### Collected data entries
========================
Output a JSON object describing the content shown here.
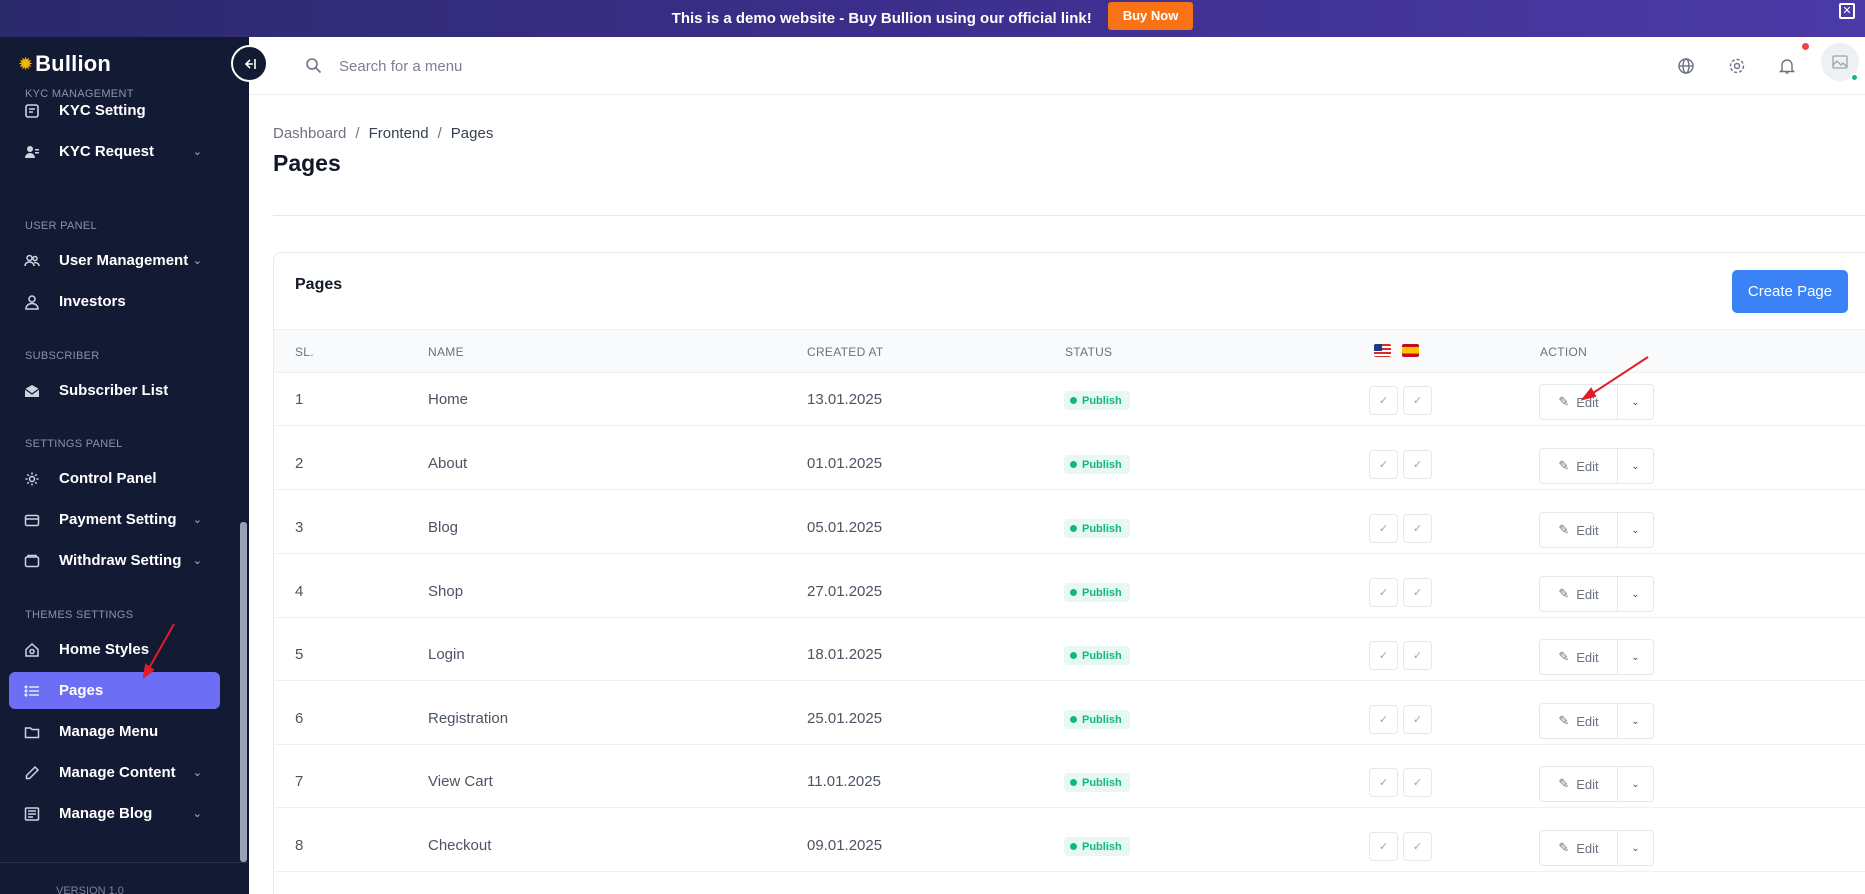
{
  "promo": {
    "text": "This is a demo website - Buy Bullion using our official link!",
    "button": "Buy Now"
  },
  "brand": {
    "name_prefix": "Bul",
    "name_suffix": "lion",
    "accent": "#f5b400"
  },
  "sidebar": {
    "sections": [
      {
        "label": "KYC MANAGEMENT"
      },
      {
        "label": "USER PANEL"
      },
      {
        "label": "SUBSCRIBER"
      },
      {
        "label": "SETTINGS PANEL"
      },
      {
        "label": "THEMES SETTINGS"
      }
    ],
    "items": [
      {
        "label": "KYC Setting",
        "icon": "kyc-setting-icon"
      },
      {
        "label": "KYC Request",
        "icon": "kyc-request-icon"
      },
      {
        "label": "User Management",
        "icon": "users-icon"
      },
      {
        "label": "Investors",
        "icon": "investor-icon"
      },
      {
        "label": "Subscriber List",
        "icon": "mail-icon"
      },
      {
        "label": "Control Panel",
        "icon": "gear-icon"
      },
      {
        "label": "Payment Setting",
        "icon": "wallet-icon"
      },
      {
        "label": "Withdraw Setting",
        "icon": "withdraw-icon"
      },
      {
        "label": "Home Styles",
        "icon": "home-icon"
      },
      {
        "label": "Pages",
        "icon": "list-icon"
      },
      {
        "label": "Manage Menu",
        "icon": "folder-icon"
      },
      {
        "label": "Manage Content",
        "icon": "pencil-icon"
      },
      {
        "label": "Manage Blog",
        "icon": "blog-icon"
      }
    ],
    "active_color": "#6c6ef6",
    "version": "VERSION 1.0"
  },
  "header": {
    "search_placeholder": "Search for a menu"
  },
  "breadcrumb": [
    "Dashboard",
    "Frontend",
    "Pages"
  ],
  "page_title": "Pages",
  "card": {
    "title": "Pages",
    "create_button": "Create Page",
    "columns": {
      "sl": "SL.",
      "name": "NAME",
      "created_at": "CREATED AT",
      "status": "STATUS",
      "action": "ACTION"
    },
    "rows": [
      {
        "sl": "1",
        "name": "Home",
        "created_at": "13.01.2025",
        "status": "Publish",
        "edit": "Edit"
      },
      {
        "sl": "2",
        "name": "About",
        "created_at": "01.01.2025",
        "status": "Publish",
        "edit": "Edit"
      },
      {
        "sl": "3",
        "name": "Blog",
        "created_at": "05.01.2025",
        "status": "Publish",
        "edit": "Edit"
      },
      {
        "sl": "4",
        "name": "Shop",
        "created_at": "27.01.2025",
        "status": "Publish",
        "edit": "Edit"
      },
      {
        "sl": "5",
        "name": "Login",
        "created_at": "18.01.2025",
        "status": "Publish",
        "edit": "Edit"
      },
      {
        "sl": "6",
        "name": "Registration",
        "created_at": "25.01.2025",
        "status": "Publish",
        "edit": "Edit"
      },
      {
        "sl": "7",
        "name": "View Cart",
        "created_at": "11.01.2025",
        "status": "Publish",
        "edit": "Edit"
      },
      {
        "sl": "8",
        "name": "Checkout",
        "created_at": "09.01.2025",
        "status": "Publish",
        "edit": "Edit"
      }
    ]
  }
}
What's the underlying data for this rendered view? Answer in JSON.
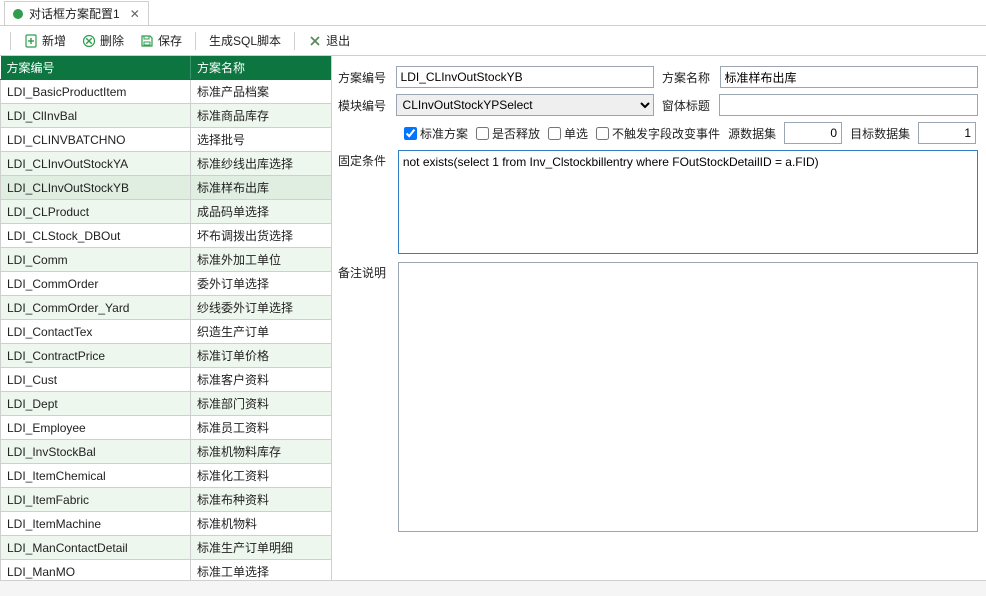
{
  "tab": {
    "title": "对话框方案配置1"
  },
  "toolbar": {
    "btn_new": "新增",
    "btn_delete": "删除",
    "btn_save": "保存",
    "btn_gensql": "生成SQL脚本",
    "btn_exit": "退出"
  },
  "grid": {
    "cols": [
      "方案编号",
      "方案名称"
    ],
    "rows": [
      {
        "c0": "LDI_BasicProductItem",
        "c1": "标准产品档案"
      },
      {
        "c0": "LDI_ClInvBal",
        "c1": "标准商品库存"
      },
      {
        "c0": "LDI_CLINVBATCHNO",
        "c1": "选择批号"
      },
      {
        "c0": "LDI_CLInvOutStockYA",
        "c1": "标准纱线出库选择"
      },
      {
        "c0": "LDI_CLInvOutStockYB",
        "c1": "标准样布出库",
        "selected": true
      },
      {
        "c0": "LDI_CLProduct",
        "c1": "成品码单选择"
      },
      {
        "c0": "LDI_CLStock_DBOut",
        "c1": "坏布调拨出货选择"
      },
      {
        "c0": "LDI_Comm",
        "c1": "标准外加工单位"
      },
      {
        "c0": "LDI_CommOrder",
        "c1": "委外订单选择"
      },
      {
        "c0": "LDI_CommOrder_Yard",
        "c1": "纱线委外订单选择"
      },
      {
        "c0": "LDI_ContactTex",
        "c1": "织造生产订单"
      },
      {
        "c0": "LDI_ContractPrice",
        "c1": "标准订单价格"
      },
      {
        "c0": "LDI_Cust",
        "c1": "标准客户资料"
      },
      {
        "c0": "LDI_Dept",
        "c1": "标准部门资料"
      },
      {
        "c0": "LDI_Employee",
        "c1": "标准员工资料"
      },
      {
        "c0": "LDI_InvStockBal",
        "c1": "标准机物料库存"
      },
      {
        "c0": "LDI_ItemChemical",
        "c1": "标准化工资料"
      },
      {
        "c0": "LDI_ItemFabric",
        "c1": "标准布种资料"
      },
      {
        "c0": "LDI_ItemMachine",
        "c1": "标准机物料"
      },
      {
        "c0": "LDI_ManContactDetail",
        "c1": "标准生产订单明细"
      },
      {
        "c0": "LDI_ManMO",
        "c1": "标准工单选择"
      }
    ]
  },
  "form": {
    "lbl_code": "方案编号",
    "val_code": "LDI_CLInvOutStockYB",
    "lbl_name": "方案名称",
    "val_name": "标准样布出库",
    "lbl_module": "模块编号",
    "val_module": "CLInvOutStockYPSelect",
    "lbl_wintitle": "窗体标题",
    "val_wintitle": "",
    "chk_standard": "标准方案",
    "chk_release": "是否释放",
    "chk_single": "单选",
    "chk_noevent": "不触发字段改变事件",
    "lbl_srcds": "源数据集",
    "val_srcds": "0",
    "lbl_dstds": "目标数据集",
    "val_dstds": "1",
    "lbl_fixcond": "固定条件",
    "val_fixcond": "not exists(select 1 from Inv_Clstockbillentry where FOutStockDetailID = a.FID)",
    "lbl_remark": "备注说明",
    "val_remark": ""
  },
  "checkboxes": {
    "standard": true,
    "release": false,
    "single": false,
    "noevent": false
  }
}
========================
### Task details
Your copy of the data should match it exactly, except that pictures are left out.

### Reply
Output a JSON object describing the content shown here.
{
  "promo": {
    "text": "This is a demo website - Buy Bullion using our official link!",
    "button": "Buy Now"
  },
  "brand": {
    "name_prefix": "Bul",
    "name_suffix": "lion",
    "accent": "#f5b400"
  },
  "sidebar": {
    "sections": [
      {
        "label": "KYC MANAGEMENT"
      },
      {
        "label": "USER PANEL"
      },
      {
        "label": "SUBSCRIBER"
      },
      {
        "label": "SETTINGS PANEL"
      },
      {
        "label": "THEMES SETTINGS"
      }
    ],
    "items": [
      {
        "label": "KYC Setting",
        "icon": "kyc-setting-icon"
      },
      {
        "label": "KYC Request",
        "icon": "kyc-request-icon"
      },
      {
        "label": "User Management",
        "icon": "users-icon"
      },
      {
        "label": "Investors",
        "icon": "investor-icon"
      },
      {
        "label": "Subscriber List",
        "icon": "mail-icon"
      },
      {
        "label": "Control Panel",
        "icon": "gear-icon"
      },
      {
        "label": "Payment Setting",
        "icon": "wallet-icon"
      },
      {
        "label": "Withdraw Setting",
        "icon": "withdraw-icon"
      },
      {
        "label": "Home Styles",
        "icon": "home-icon"
      },
      {
        "label": "Pages",
        "icon": "list-icon"
      },
      {
        "label": "Manage Menu",
        "icon": "folder-icon"
      },
      {
        "label": "Manage Content",
        "icon": "pencil-icon"
      },
      {
        "label": "Manage Blog",
        "icon": "blog-icon"
      }
    ],
    "active_color": "#6c6ef6",
    "version": "VERSION 1.0"
  },
  "header": {
    "search_placeholder": "Search for a menu"
  },
  "breadcrumb": [
    "Dashboard",
    "Frontend",
    "Pages"
  ],
  "page_title": "Pages",
  "card": {
    "title": "Pages",
    "create_button": "Create Page",
    "columns": {
      "sl": "SL.",
      "name": "NAME",
      "created_at": "CREATED AT",
      "status": "STATUS",
      "action": "ACTION"
    },
    "rows": [
      {
        "sl": "1",
        "name": "Home",
        "created_at": "13.01.2025",
        "status": "Publish",
        "edit": "Edit"
      },
      {
        "sl": "2",
        "name": "About",
        "created_at": "01.01.2025",
        "status": "Publish",
        "edit": "Edit"
      },
      {
        "sl": "3",
        "name": "Blog",
        "created_at": "05.01.2025",
        "status": "Publish",
        "edit": "Edit"
      },
      {
        "sl": "4",
        "name": "Shop",
        "created_at": "27.01.2025",
        "status": "Publish",
        "edit": "Edit"
      },
      {
        "sl": "5",
        "name": "Login",
        "created_at": "18.01.2025",
        "status": "Publish",
        "edit": "Edit"
      },
      {
        "sl": "6",
        "name": "Registration",
        "created_at": "25.01.2025",
        "status": "Publish",
        "edit": "Edit"
      },
      {
        "sl": "7",
        "name": "View Cart",
        "created_at": "11.01.2025",
        "status": "Publish",
        "edit": "Edit"
      },
      {
        "sl": "8",
        "name": "Checkout",
        "created_at": "09.01.2025",
        "status": "Publish",
        "edit": "Edit"
      }
    ]
  }
}
What's the underlying data for this rendered view? Answer in JSON.
{
  "tab": {
    "title": "对话框方案配置1"
  },
  "toolbar": {
    "btn_new": "新增",
    "btn_delete": "删除",
    "btn_save": "保存",
    "btn_gensql": "生成SQL脚本",
    "btn_exit": "退出"
  },
  "grid": {
    "cols": [
      "方案编号",
      "方案名称"
    ],
    "rows": [
      {
        "c0": "LDI_BasicProductItem",
        "c1": "标准产品档案"
      },
      {
        "c0": "LDI_ClInvBal",
        "c1": "标准商品库存"
      },
      {
        "c0": "LDI_CLINVBATCHNO",
        "c1": "选择批号"
      },
      {
        "c0": "LDI_CLInvOutStockYA",
        "c1": "标准纱线出库选择"
      },
      {
        "c0": "LDI_CLInvOutStockYB",
        "c1": "标准样布出库",
        "selected": true
      },
      {
        "c0": "LDI_CLProduct",
        "c1": "成品码单选择"
      },
      {
        "c0": "LDI_CLStock_DBOut",
        "c1": "坏布调拨出货选择"
      },
      {
        "c0": "LDI_Comm",
        "c1": "标准外加工单位"
      },
      {
        "c0": "LDI_CommOrder",
        "c1": "委外订单选择"
      },
      {
        "c0": "LDI_CommOrder_Yard",
        "c1": "纱线委外订单选择"
      },
      {
        "c0": "LDI_ContactTex",
        "c1": "织造生产订单"
      },
      {
        "c0": "LDI_ContractPrice",
        "c1": "标准订单价格"
      },
      {
        "c0": "LDI_Cust",
        "c1": "标准客户资料"
      },
      {
        "c0": "LDI_Dept",
        "c1": "标准部门资料"
      },
      {
        "c0": "LDI_Employee",
        "c1": "标准员工资料"
      },
      {
        "c0": "LDI_InvStockBal",
        "c1": "标准机物料库存"
      },
      {
        "c0": "LDI_ItemChemical",
        "c1": "标准化工资料"
      },
      {
        "c0": "LDI_ItemFabric",
        "c1": "标准布种资料"
      },
      {
        "c0": "LDI_ItemMachine",
        "c1": "标准机物料"
      },
      {
        "c0": "LDI_ManContactDetail",
        "c1": "标准生产订单明细"
      },
      {
        "c0": "LDI_ManMO",
        "c1": "标准工单选择"
      }
    ]
  },
  "form": {
    "lbl_code": "方案编号",
    "val_code": "LDI_CLInvOutStockYB",
    "lbl_name": "方案名称",
    "val_name": "标准样布出库",
    "lbl_module": "模块编号",
    "val_module": "CLInvOutStockYPSelect",
    "lbl_wintitle": "窗体标题",
    "val_wintitle": "",
    "chk_standard": "标准方案",
    "chk_release": "是否释放",
    "chk_single": "单选",
    "chk_noevent": "不触发字段改变事件",
    "lbl_srcds": "源数据集",
    "val_srcds": "0",
    "lbl_dstds": "目标数据集",
    "val_dstds": "1",
    "lbl_fixcond": "固定条件",
    "val_fixcond": "not exists(select 1 from Inv_Clstockbillentry where FOutStockDetailID = a.FID)",
    "lbl_remark": "备注说明",
    "val_remark": ""
  },
  "checkboxes": {
    "standard": true,
    "release": false,
    "single": false,
    "noevent": false
  }
}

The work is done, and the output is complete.